Figure record listings:
====

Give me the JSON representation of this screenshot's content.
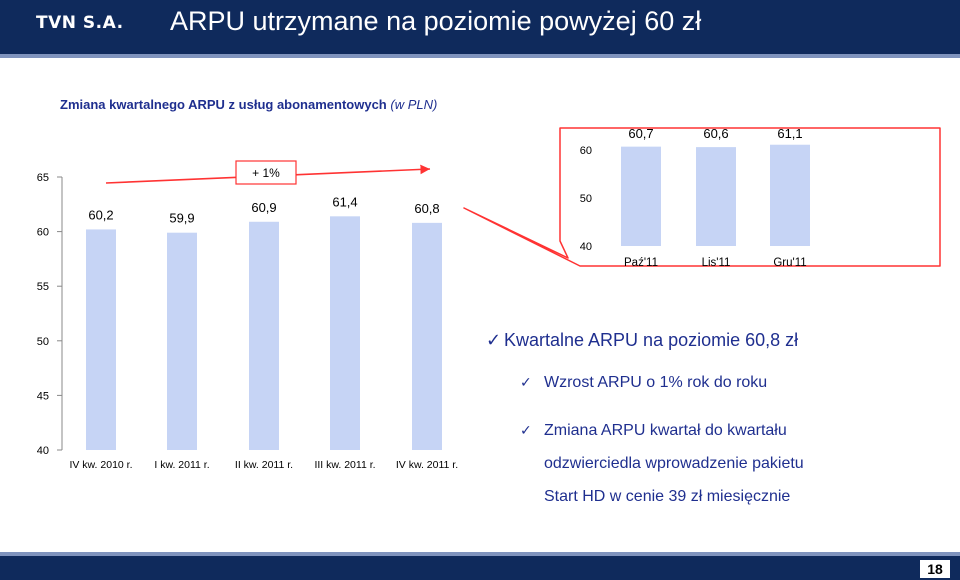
{
  "header": {
    "logo": "TVN S.A.",
    "title": "ARPU utrzymane na poziomie powyżej 60 zł"
  },
  "subtitle": {
    "main": "Zmiana kwartalnego ARPU z usług abonamentowych",
    "unit": "(w PLN)"
  },
  "chart_data": [
    {
      "type": "bar",
      "categories": [
        "IV kw. 2010 r.",
        "I kw. 2011 r.",
        "II kw. 2011 r.",
        "III kw. 2011 r.",
        "IV kw. 2011 r."
      ],
      "values": [
        60.2,
        59.9,
        60.9,
        61.4,
        60.8
      ],
      "data_labels": [
        "60,2",
        "59,9",
        "60,9",
        "61,4",
        "60,8"
      ],
      "ylim": [
        40,
        65
      ],
      "yticks": [
        40,
        45,
        50,
        55,
        60,
        65
      ],
      "ytick_labels": [
        "40",
        "45",
        "50",
        "55",
        "60",
        "65"
      ],
      "annotation": "+ 1%",
      "bar_color": "#c6d4f5"
    },
    {
      "type": "bar",
      "categories": [
        "Paź'11",
        "Lis'11",
        "Gru'11"
      ],
      "values": [
        60.7,
        60.6,
        61.1
      ],
      "data_labels": [
        "60,7",
        "60,6",
        "61,1"
      ],
      "ylim": [
        40,
        60
      ],
      "yticks": [
        40,
        50,
        60
      ],
      "ytick_labels": [
        "40",
        "50",
        "60"
      ],
      "bar_color": "#c6d4f5"
    }
  ],
  "bullets": {
    "main": "Kwartalne ARPU na poziomie 60,8 zł",
    "sub1": "Wzrost ARPU o 1% rok do roku",
    "sub2_line1": "Zmiana ARPU kwartał do kwartału",
    "sub2_line2": "odzwierciedla wprowadzenie pakietu",
    "sub2_line3": "Start HD w cenie 39 zł miesięcznie"
  },
  "footer": {
    "page": "18"
  },
  "colors": {
    "navy": "#0f2a5c",
    "accent": "#1f2f8f",
    "bar": "#c6d4f5",
    "arrow": "#ff3333"
  }
}
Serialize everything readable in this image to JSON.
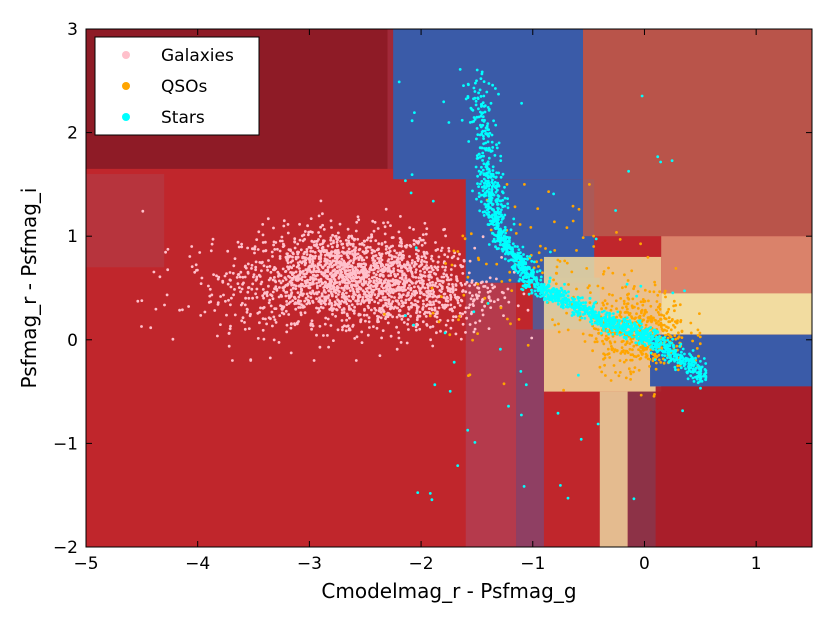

====

EXERCISE PROMPT:
Output every entry word for word, but omit the pictures.

THE RESULT:
Give me the JSON representation of this screenshot's content.
{
  "header": {
    "logo": "TVN S.A.",
    "title": "ARPU utrzymane na poziomie powyżej 60 zł"
  },
  "subtitle": {
    "main": "Zmiana kwartalnego ARPU z usług abonamentowych",
    "unit": "(w PLN)"
  },
  "chart_data": [
    {
      "type": "bar",
      "categories": [
        "IV kw. 2010 r.",
        "I kw. 2011 r.",
        "II kw. 2011 r.",
        "III kw. 2011 r.",
        "IV kw. 2011 r."
      ],
      "values": [
        60.2,
        59.9,
        60.9,
        61.4,
        60.8
      ],
      "data_labels": [
        "60,2",
        "59,9",
        "60,9",
        "61,4",
        "60,8"
      ],
      "ylim": [
        40,
        65
      ],
      "yticks": [
        40,
        45,
        50,
        55,
        60,
        65
      ],
      "ytick_labels": [
        "40",
        "45",
        "50",
        "55",
        "60",
        "65"
      ],
      "annotation": "+ 1%",
      "bar_color": "#c6d4f5"
    },
    {
      "type": "bar",
      "categories": [
        "Paź'11",
        "Lis'11",
        "Gru'11"
      ],
      "values": [
        60.7,
        60.6,
        61.1
      ],
      "data_labels": [
        "60,7",
        "60,6",
        "61,1"
      ],
      "ylim": [
        40,
        60
      ],
      "yticks": [
        40,
        50,
        60
      ],
      "ytick_labels": [
        "40",
        "50",
        "60"
      ],
      "bar_color": "#c6d4f5"
    }
  ],
  "bullets": {
    "main": "Kwartalne ARPU na poziomie 60,8 zł",
    "sub1": "Wzrost ARPU o 1% rok do roku",
    "sub2_line1": "Zmiana ARPU kwartał do kwartału",
    "sub2_line2": "odzwierciedla wprowadzenie pakietu",
    "sub2_line3": "Start HD w cenie 39 zł miesięcznie"
  },
  "footer": {
    "page": "18"
  },
  "colors": {
    "navy": "#0f2a5c",
    "accent": "#1f2f8f",
    "bar": "#c6d4f5",
    "arrow": "#ff3333"
  }
}
Serialize everything readable in this image to JSON.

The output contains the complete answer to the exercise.